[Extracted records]
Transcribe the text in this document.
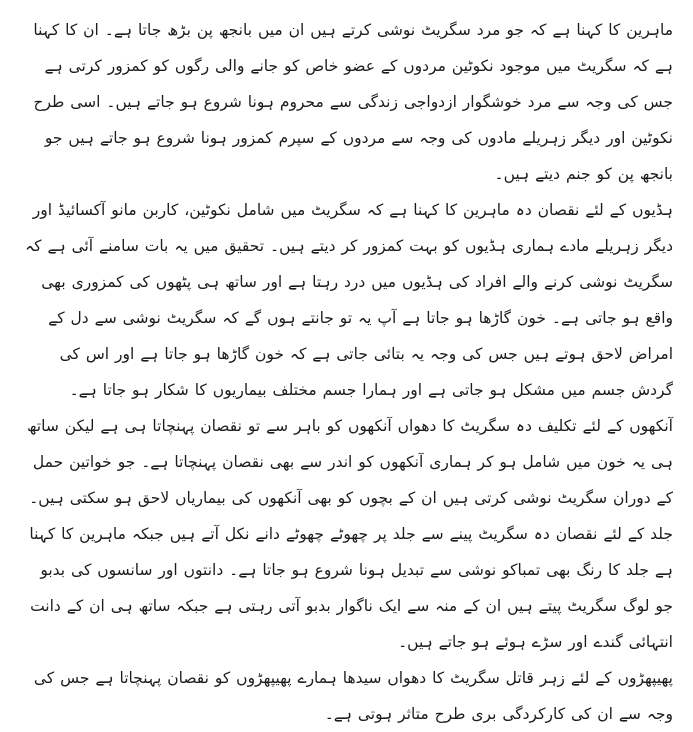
ماہرین کا کہنا ہے کہ جو مرد سگریٹ نوشی کرتے ہیں ان میں بانجھ پن بڑھ جاتا ہے۔ ان کا کہنا ہے کہ سگریٹ میں موجود نکوٹین مردوں کے عضو خاص کو جانے والی رگوں کو کمزور کرتی ہے جس کی وجہ سے مرد خوشگوار ازدواجی زندگی سے محروم ہونا شروع ہو جاتے ہیں۔ اسی طرح نکوٹین اور دیگر زہریلے مادوں کی وجہ سے مردوں کے سپرم کمزور ہونا شروع ہو جاتے ہیں جو بانجھ پن کو جنم دیتے ہیں۔

ہڈیوں کے لئے نقصان دہ ماہرین کا کہنا ہے کہ سگریٹ میں شامل نکوٹین، کاربن مانو آکسائیڈ اور دیگر زہریلے مادے ہماری ہڈیوں کو بہت کمزور کر دیتے ہیں۔ تحقیق میں یہ بات سامنے آئی ہے کہ سگریٹ نوشی کرنے والے افراد کی ہڈیوں میں درد رہتا ہے اور ساتھ ہی پٹھوں کی کمزوری بھی واقع ہو جاتی ہے۔ خون گاڑھا ہو جاتا ہے آپ یہ تو جانتے ہوں گے کہ سگریٹ نوشی سے دل کے امراض لاحق ہوتے ہیں جس کی وجہ یہ بتائی جاتی ہے کہ خون گاڑھا ہو جاتا ہے اور اس کی گردش جسم میں مشکل ہو جاتی ہے اور ہمارا جسم مختلف بیماریوں کا شکار ہو جاتا ہے۔ آنکھوں کے لئے تکلیف دہ سگریٹ کا دھواں آنکھوں کو باہر سے تو نقصان پہنچاتا ہی ہے لیکن ساتھ ہی یہ خون میں شامل ہو کر ہماری آنکھوں کو اندر سے بھی نقصان پہنچاتا ہے۔ جو خواتین حمل کے دوران سگریٹ نوشی کرتی ہیں ان کے بچوں کو بھی آنکھوں کی بیماریاں لاحق ہو سکتی ہیں۔ جلد کے لئے نقصان دہ سگریٹ پینے سے جلد پر چھوٹے چھوٹے دانے نکل آتے ہیں جبکہ ماہرین کا کہنا ہے جلد کا رنگ بھی تمباکو نوشی سے تبدیل ہونا شروع ہو جاتا ہے۔ دانتوں اور سانسوں کی بدبو جو لوگ سگریٹ پیتے ہیں ان کے منہ سے ایک ناگوار بدبو آتی رہتی ہے جبکہ ساتھ ہی ان کے دانت انتہائی گندے اور سڑے ہوئے ہو جاتے ہیں۔

پھیپھڑوں کے لئے زہر قاتل سگریٹ کا دھواں سیدھا ہمارے پھیپھڑوں کو نقصان پہنچاتا ہے جس کی وجہ سے ان کی کارکردگی بری طرح متاثر ہوتی ہے۔
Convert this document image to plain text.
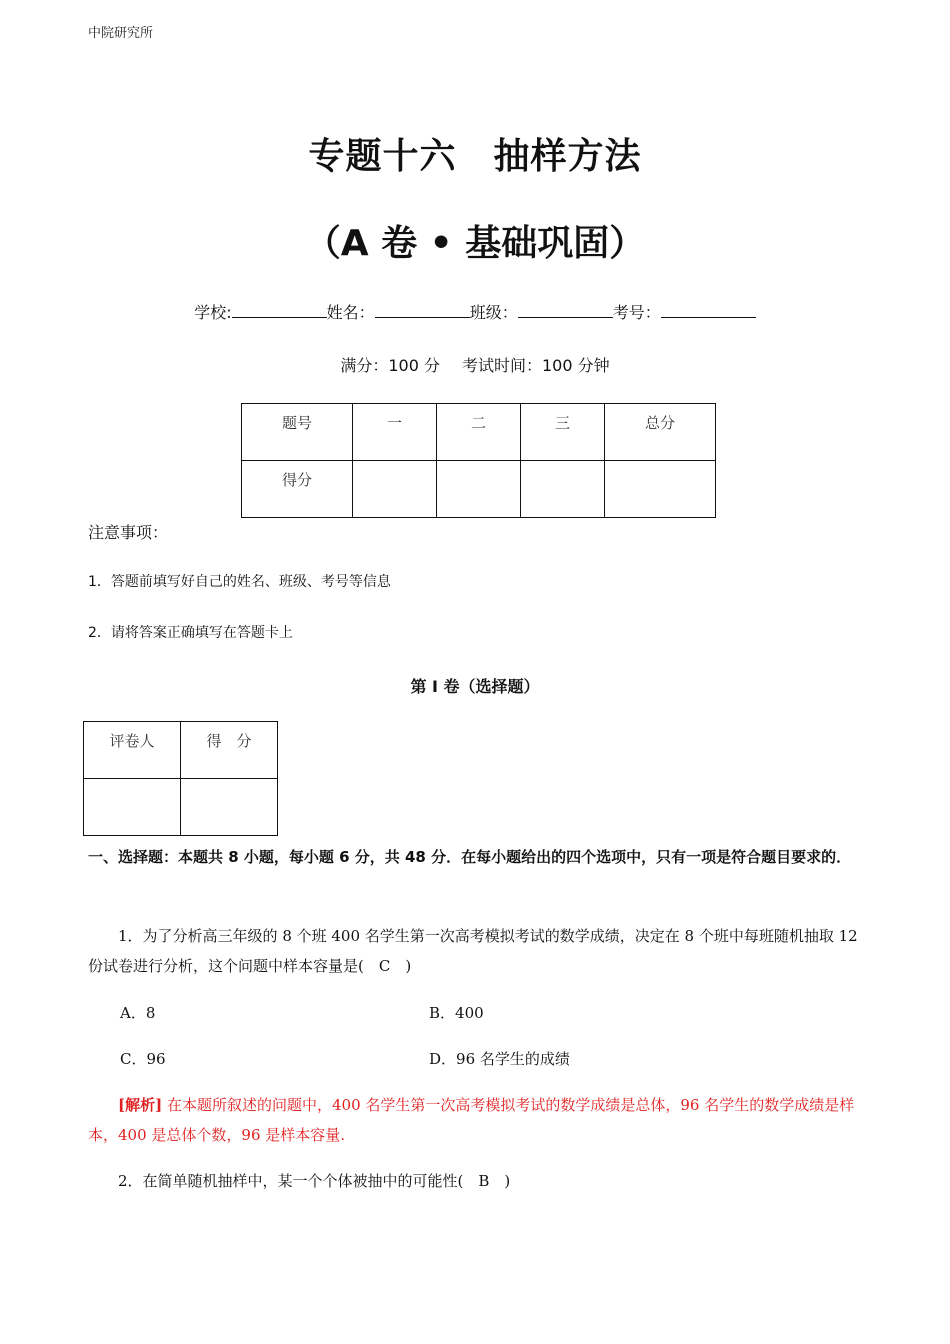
中院研究所
专题十六　抽样方法
（A 卷 • 基础巩固）
学校:	姓名：	班级：	考号：
满分：100 分 考试时间：100 分钟
题号	一	二	三	总分
得分				
注意事项：
1．答题前填写好自己的姓名、班级、考号等信息
2．请将答案正确填写在答题卡上
第 I 卷（选择题）
评卷人	得　分

一、选择题：本题共 8 小题，每小题 6 分，共 48 分．在每小题给出的四个选项中，只有一项是符合题目要求的．
1．为了分析高三年级的 8 个班 400 名学生第一次高考模拟考试的数学成绩，决定在 8 个班中每班随机抽取 12 份试卷进行分析，这个问题中样本容量是(　C　)
A．8	B．400
C．96	D．96 名学生的成绩
[解析] 在本题所叙述的问题中，400 名学生第一次高考模拟考试的数学成绩是总体，96 名学生的数学成绩是样本，400 是总体个数，96 是样本容量.
2．在简单随机抽样中，某一个个体被抽中的可能性(　B　)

Problem statement | Quote in full the listing given above; the images are to be left out.

Result |
Transcribe the text in this document.
ماہرین کا کہنا ہے کہ جو مرد سگریٹ نوشی کرتے ہیں ان میں بانجھ پن بڑھ جاتا ہے۔ ان کا کہنا ہے کہ سگریٹ میں موجود نکوٹین مردوں کے عضو خاص کو جانے والی رگوں کو کمزور کرتی ہے جس کی وجہ سے مرد خوشگوار ازدواجی زندگی سے محروم ہونا شروع ہو جاتے ہیں۔ اسی طرح نکوٹین اور دیگر زہریلے مادوں کی وجہ سے مردوں کے سپرم کمزور ہونا شروع ہو جاتے ہیں جو بانجھ پن کو جنم دیتے ہیں۔

ہڈیوں کے لئے نقصان دہ ماہرین کا کہنا ہے کہ سگریٹ میں شامل نکوٹین، کاربن مانو آکسائیڈ اور دیگر زہریلے مادے ہماری ہڈیوں کو بہت کمزور کر دیتے ہیں۔ تحقیق میں یہ بات سامنے آئی ہے کہ سگریٹ نوشی کرنے والے افراد کی ہڈیوں میں درد رہتا ہے اور ساتھ ہی پٹھوں کی کمزوری بھی واقع ہو جاتی ہے۔ خون گاڑھا ہو جاتا ہے آپ یہ تو جانتے ہوں گے کہ سگریٹ نوشی سے دل کے امراض لاحق ہوتے ہیں جس کی وجہ یہ بتائی جاتی ہے کہ خون گاڑھا ہو جاتا ہے اور اس کی گردش جسم میں مشکل ہو جاتی ہے اور ہمارا جسم مختلف بیماریوں کا شکار ہو جاتا ہے۔ آنکھوں کے لئے تکلیف دہ سگریٹ کا دھواں آنکھوں کو باہر سے تو نقصان پہنچاتا ہی ہے لیکن ساتھ ہی یہ خون میں شامل ہو کر ہماری آنکھوں کو اندر سے بھی نقصان پہنچاتا ہے۔ جو خواتین حمل کے دوران سگریٹ نوشی کرتی ہیں ان کے بچوں کو بھی آنکھوں کی بیماریاں لاحق ہو سکتی ہیں۔ جلد کے لئے نقصان دہ سگریٹ پینے سے جلد پر چھوٹے چھوٹے دانے نکل آتے ہیں جبکہ ماہرین کا کہنا ہے جلد کا رنگ بھی تمباکو نوشی سے تبدیل ہونا شروع ہو جاتا ہے۔ دانتوں اور سانسوں کی بدبو جو لوگ سگریٹ پیتے ہیں ان کے منہ سے ایک ناگوار بدبو آتی رہتی ہے جبکہ ساتھ ہی ان کے دانت انتہائی گندے اور سڑے ہوئے ہو جاتے ہیں۔

پھیپھڑوں کے لئے زہر قاتل سگریٹ کا دھواں سیدھا ہمارے پھیپھڑوں کو نقصان پہنچاتا ہے جس کی وجہ سے ان کی کارکردگی بری طرح متاثر ہوتی ہے۔
Convert this document image to plain text.
中院研究所
专题十六　抽样方法
（A 卷 • 基础巩固）
学校:	姓名：	班级：	考号：
满分：100 分 考试时间：100 分钟
题号	一	二	三	总分
得分				
注意事项：
1．答题前填写好自己的姓名、班级、考号等信息
2．请将答案正确填写在答题卡上
第 I 卷（选择题）
评卷人	得　分

一、选择题：本题共 8 小题，每小题 6 分，共 48 分．在每小题给出的四个选项中，只有一项是符合题目要求的．
1．为了分析高三年级的 8 个班 400 名学生第一次高考模拟考试的数学成绩，决定在 8 个班中每班随机抽取 12 份试卷进行分析，这个问题中样本容量是(　C　)
A．8	B．400
C．96	D．96 名学生的成绩
[解析] 在本题所叙述的问题中，400 名学生第一次高考模拟考试的数学成绩是总体，96 名学生的数学成绩是样本，400 是总体个数，96 是样本容量.
2．在简单随机抽样中，某一个个体被抽中的可能性(　B　)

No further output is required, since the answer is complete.